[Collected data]

-.-.-

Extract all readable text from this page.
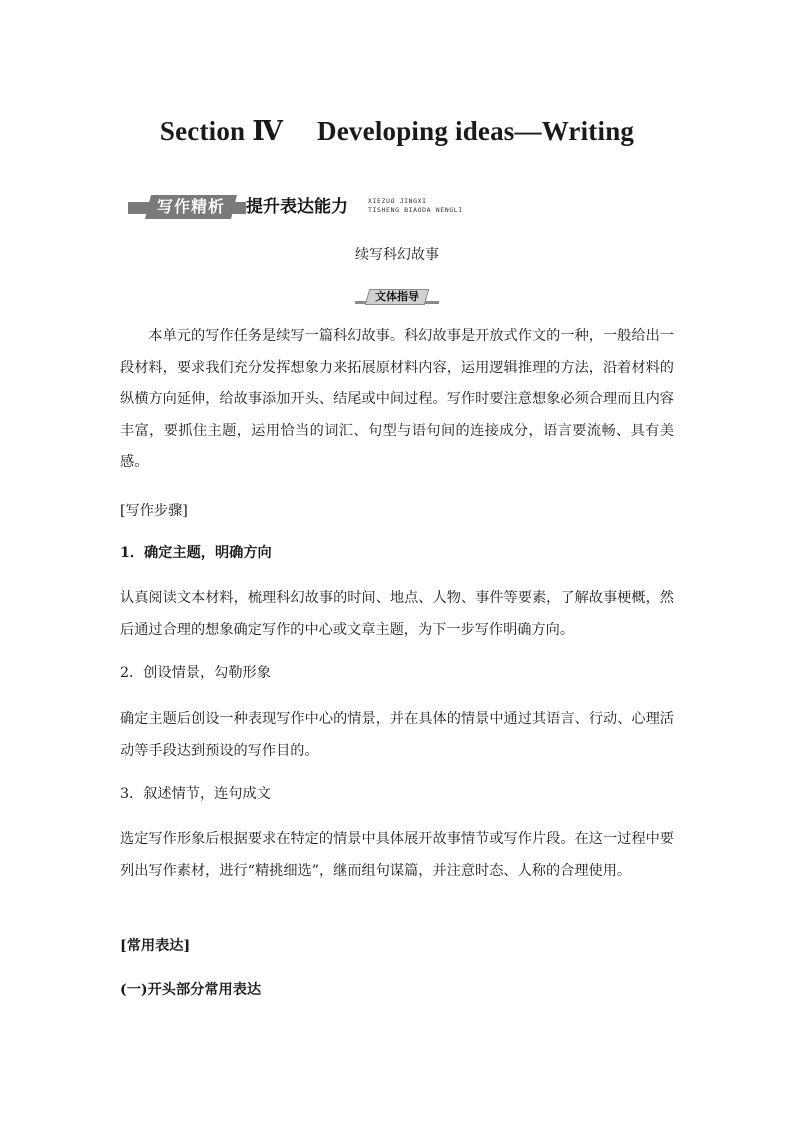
Section Ⅳ Developing ideas—Writing
写作精析	提升表达能力	XIEZUO JINGXI
TISHENG BIAODA NENGLI
续写科幻故事
文体指导

本单元的写作任务是续写一篇科幻故事。科幻故事是开放式作文的一种，一般给出一段材料，要求我们充分发挥想象力来拓展原材料内容，运用逻辑推理的方法，沿着材料的纵横方向延伸，给故事添加开头、结尾或中间过程。写作时要注意想象必须合理而且内容丰富，要抓住主题，运用恰当的词汇、句型与语句间的连接成分，语言要流畅、具有美感。

[写作步骤]
1．确定主题，明确方向

认真阅读文本材料，梳理科幻故事的时间、地点、人物、事件等要素，了解故事梗概，然后通过合理的想象确定写作的中心或文章主题，为下一步写作明确方向。

2．创设情景，勾勒形象

确定主题后创设一种表现写作中心的情景，并在具体的情景中通过其语言、行动、心理活动等手段达到预设的写作目的。

3．叙述情节，连句成文

选定写作形象后根据要求在特定的情景中具体展开故事情节或写作片段。在这一过程中要列出写作素材，进行“精挑细选”，继而组句谋篇，并注意时态、人称的合理使用。

[常用表达]
(一)开头部分常用表达
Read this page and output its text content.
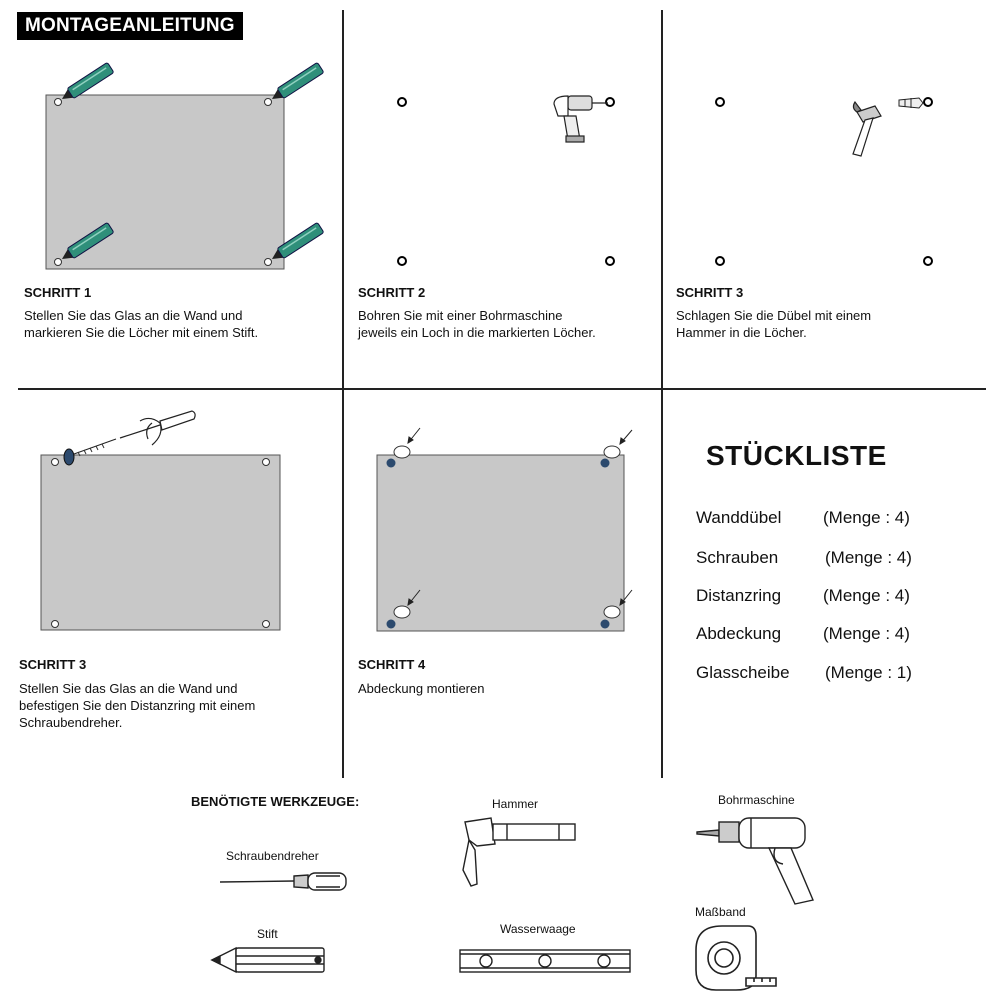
MONTAGEANLEITUNG
SCHRITT 1
Stellen Sie das Glas an die Wand und
markieren Sie die Löcher mit einem Stift.
SCHRITT 2
Bohren Sie mit einer Bohrmaschine
jeweils ein Loch in die markierten Löcher.
SCHRITT 3
Schlagen Sie die Dübel mit einem
Hammer in die Löcher.
SCHRITT 3
Stellen Sie das Glas an die Wand und
befestigen Sie den Distanzring mit einem
Schraubendreher.
SCHRITT 4
Abdeckung montieren
STÜCKLISTE
Wanddübel (Menge : 4)
Schrauben	(Menge : 4)
Distanzring (Menge : 4)
Abdeckung (Menge : 4)
Glasscheibe (Menge : 1)
BENÖTIGTE WERKZEUGE:	Hammer	Bohrmaschine
Schraubendreher
Stift	Wasserwaage
Maßband
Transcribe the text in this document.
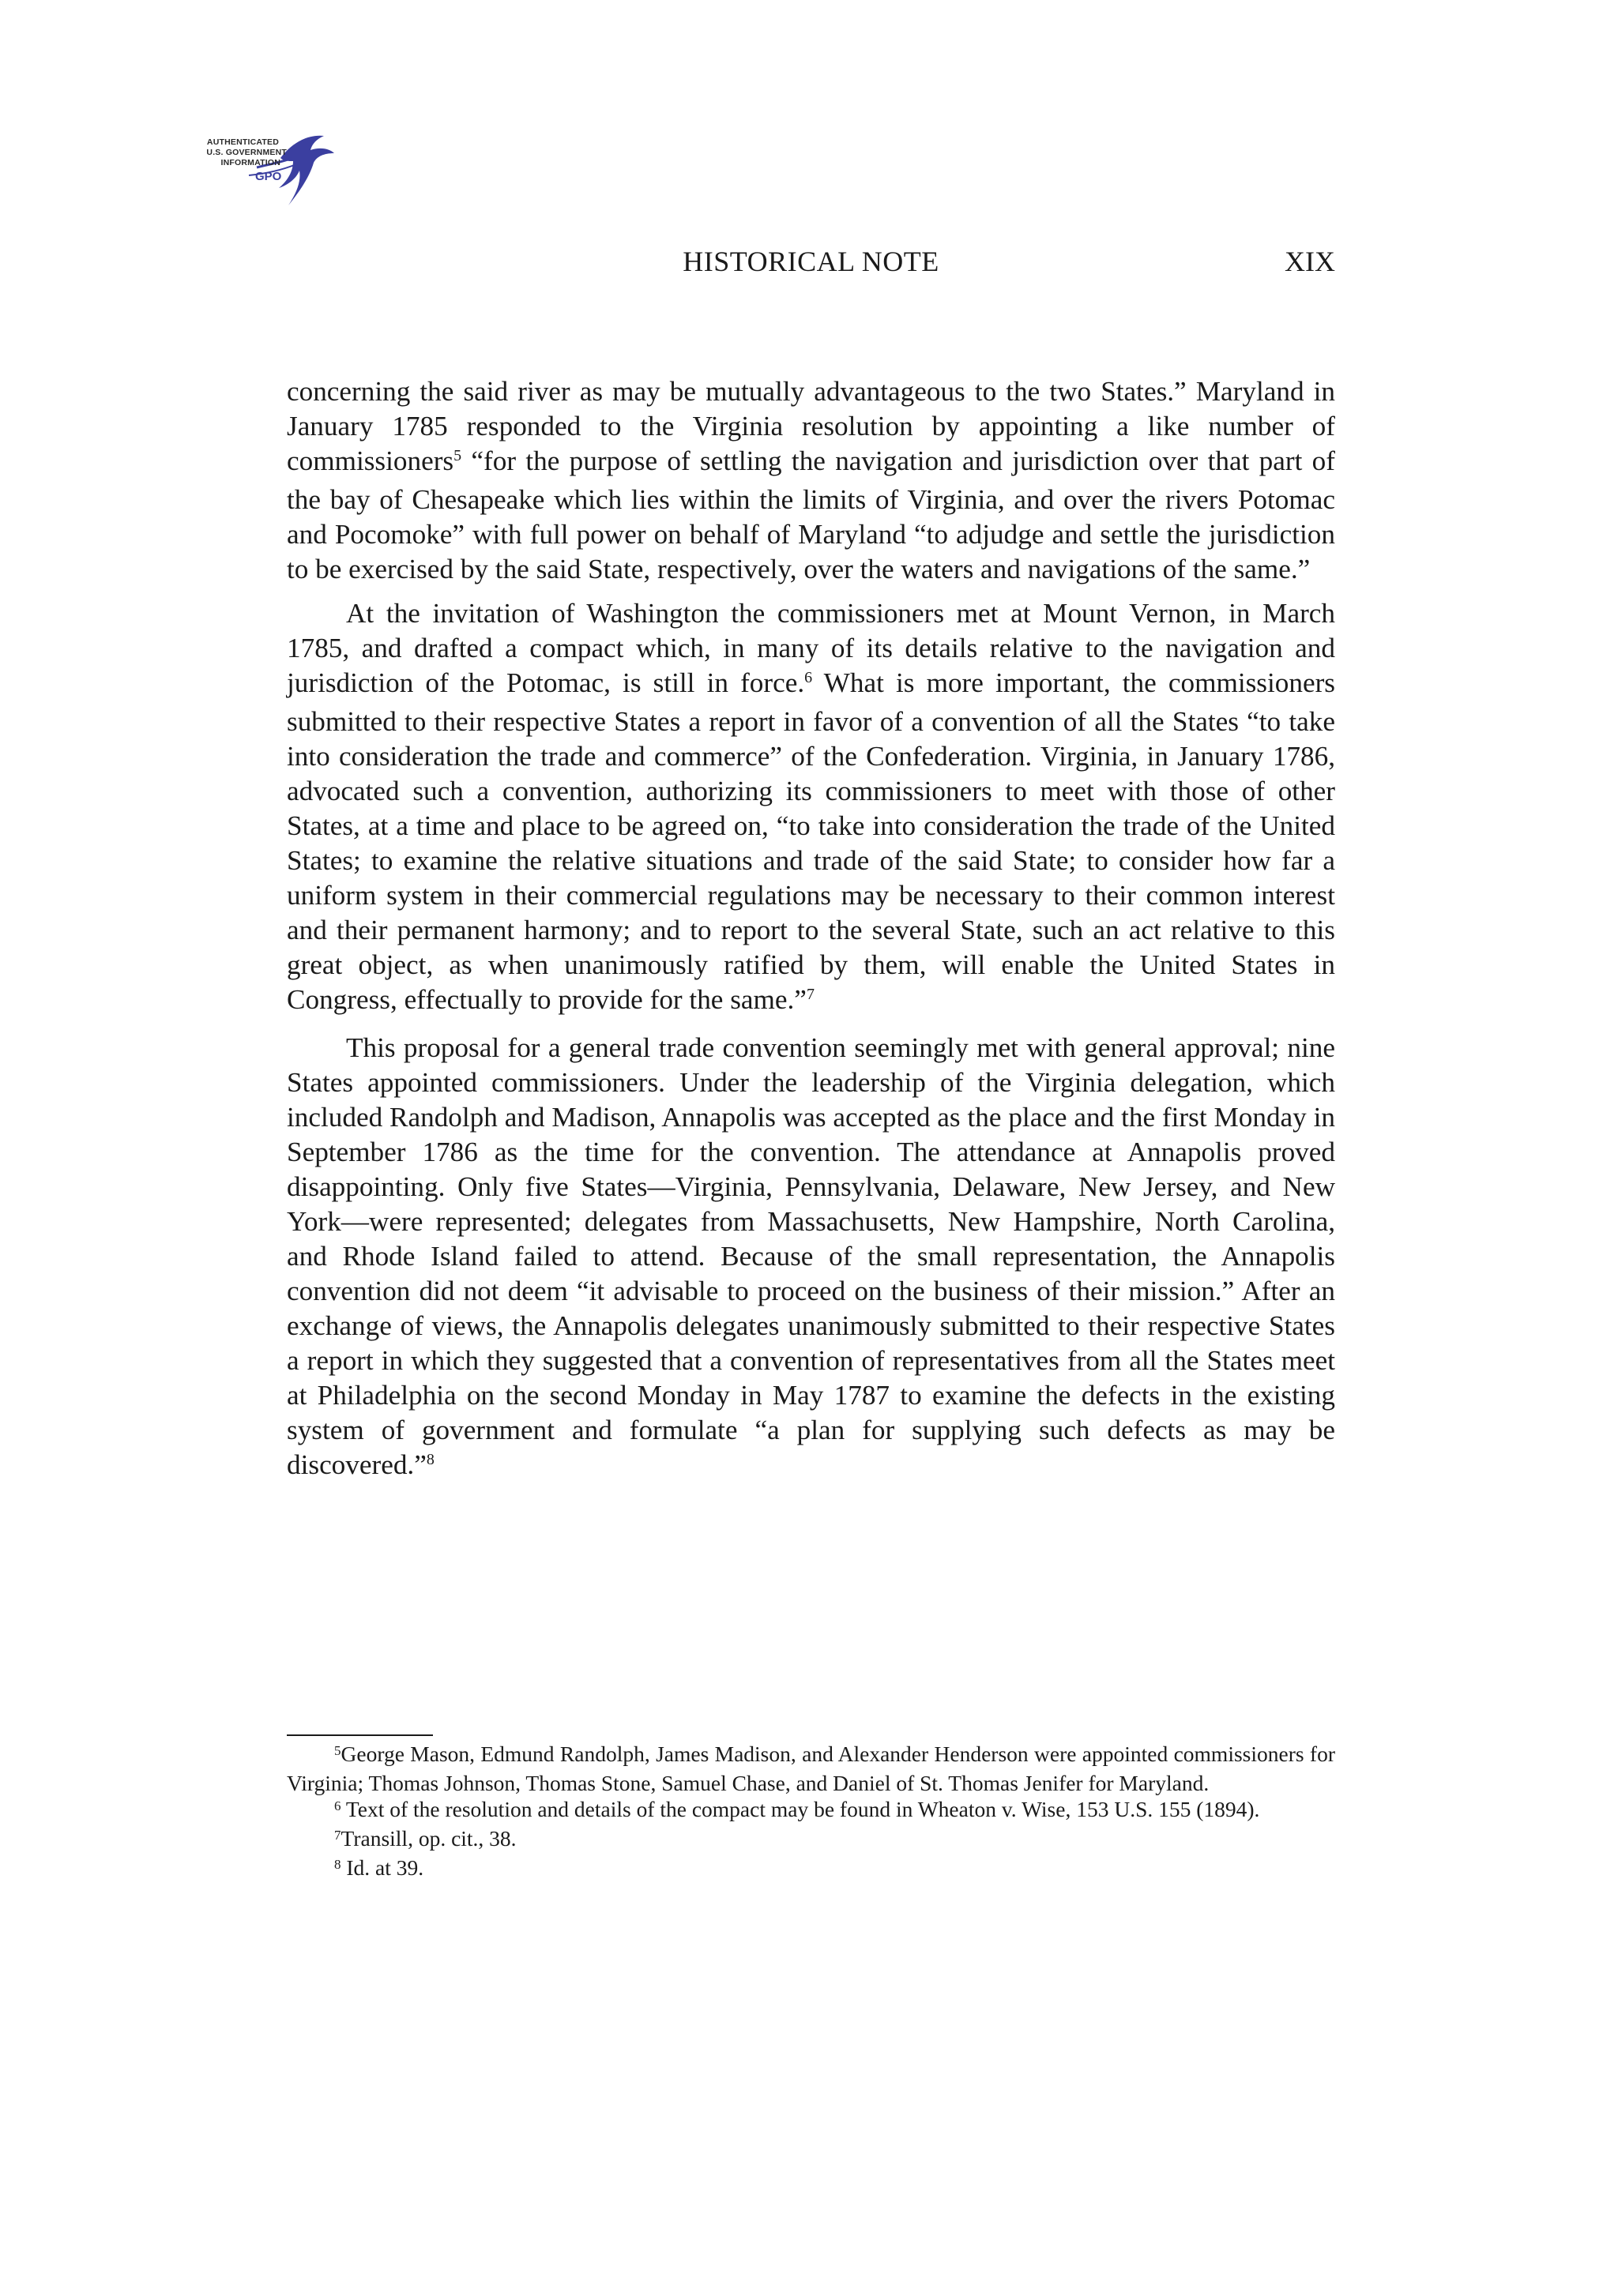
AUTHENTICATED
U.S. GOVERNMENT
INFORMATION
GPO
HISTORICAL NOTE	XIX

concerning the said river as may be mutually advantageous to the two States.” Maryland in January 1785 responded to the Virginia resolution by appointing a like number of commissioners$^5$ “for the purpose of settling the navigation and jurisdiction over that part of the bay of Chesapeake which lies within the limits of Virginia, and over the rivers Potomac and Pocomoke” with full power on behalf of Maryland “to adjudge and settle the jurisdiction to be exercised by the said State, respectively, over the waters and navigations of the same.”

At the invitation of Washington the commissioners met at Mount Vernon, in March 1785, and drafted a compact which, in many of its details relative to the navigation and jurisdiction of the Potomac, is still in force.$^6$ What is more important, the commissioners submitted to their respective States a report in favor of a convention of all the States “to take into consideration the trade and commerce” of the Confederation. Virginia, in January 1786, advocated such a convention, authorizing its commissioners to meet with those of other States, at a time and place to be agreed on, “to take into consideration the trade of the United States; to examine the relative situations and trade of the said State; to consider how far a uniform system in their commercial regulations may be necessary to their common interest and their permanent harmony; and to report to the several State, such an act relative to this great object, as when unanimously ratified by them, will enable the United States in Congress, effectually to provide for the same.”$^7$

This proposal for a general trade convention seemingly met with general approval; nine States appointed commissioners. Under the leadership of the Virginia delegation, which included Randolph and Madison, Annapolis was accepted as the place and the first Monday in September 1786 as the time for the convention. The attendance at Annapolis proved disappointing. Only five States—Virginia, Pennsylvania, Delaware, New Jersey, and New York—were represented; delegates from Massachusetts, New Hampshire, North Carolina, and Rhode Island failed to attend. Because of the small representation, the Annapolis convention did not deem “it advisable to proceed on the business of their mission.” After an exchange of views, the Annapolis delegates unanimously submitted to their respective States a report in which they suggested that a convention of representatives from all the States meet at Philadelphia on the second Monday in May 1787 to examine the defects in the existing system of government and formulate “a plan for supplying such defects as may be discovered.”$^8$

$^5$George Mason, Edmund Randolph, James Madison, and Alexander Henderson were appointed commissioners for Virginia; Thomas Johnson, Thomas Stone, Samuel Chase, and Daniel of St. Thomas Jenifer for Maryland.

$^6$ Text of the resolution and details of the compact may be found in Wheaton v. Wise, 153 U.S. 155 (1894).

$^7$Transill, op. cit., 38.

$^8$ Id. at 39.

-.-.-

# [Direction]
Pull out all lines of the data with the string "Schraubendreher".

# [Worked answer]
Schraubendreher.
Schraubendreher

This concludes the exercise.